## SUPPLIED ENTRIES
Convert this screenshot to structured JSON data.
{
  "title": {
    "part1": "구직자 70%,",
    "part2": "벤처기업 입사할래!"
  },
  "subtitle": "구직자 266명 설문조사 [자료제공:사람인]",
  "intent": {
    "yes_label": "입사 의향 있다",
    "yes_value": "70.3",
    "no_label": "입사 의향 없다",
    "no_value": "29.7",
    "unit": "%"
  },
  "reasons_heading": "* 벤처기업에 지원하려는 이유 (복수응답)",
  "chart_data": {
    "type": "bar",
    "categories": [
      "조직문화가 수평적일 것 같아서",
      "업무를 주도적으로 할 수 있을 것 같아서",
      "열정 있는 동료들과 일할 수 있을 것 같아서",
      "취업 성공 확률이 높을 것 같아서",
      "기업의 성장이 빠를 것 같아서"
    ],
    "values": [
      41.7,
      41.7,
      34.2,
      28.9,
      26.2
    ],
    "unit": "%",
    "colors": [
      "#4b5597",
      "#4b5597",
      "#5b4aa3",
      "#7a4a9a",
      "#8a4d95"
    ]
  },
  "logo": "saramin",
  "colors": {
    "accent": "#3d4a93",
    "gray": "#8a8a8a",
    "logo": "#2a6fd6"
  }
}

## WHAT TO WORK ON
Word for word, write out all of the data above.

## WORKED SOLUTION
Convert this screenshot to structured JSON data.
{
  "title": {
    "part1": "구직자 70%,",
    "part2": "벤처기업 입사할래!"
  },
  "subtitle": "구직자 266명 설문조사 [자료제공:사람인]",
  "intent": {
    "yes_label": "입사 의향 있다",
    "yes_value": "70.3",
    "no_label": "입사 의향 없다",
    "no_value": "29.7",
    "unit": "%"
  },
  "reasons_heading": "* 벤처기업에 지원하려는 이유 (복수응답)",
  "chart_data": {
    "type": "bar",
    "categories": [
      "조직문화가 수평적일 것 같아서",
      "업무를 주도적으로 할 수 있을 것 같아서",
      "열정 있는 동료들과 일할 수 있을 것 같아서",
      "취업 성공 확률이 높을 것 같아서",
      "기업의 성장이 빠를 것 같아서"
    ],
    "values": [
      41.7,
      41.7,
      34.2,
      28.9,
      26.2
    ],
    "unit": "%",
    "colors": [
      "#4b5597",
      "#4b5597",
      "#5b4aa3",
      "#7a4a9a",
      "#8a4d95"
    ]
  },
  "logo": "saramin",
  "colors": {
    "accent": "#3d4a93",
    "gray": "#8a8a8a",
    "logo": "#2a6fd6"
  }
}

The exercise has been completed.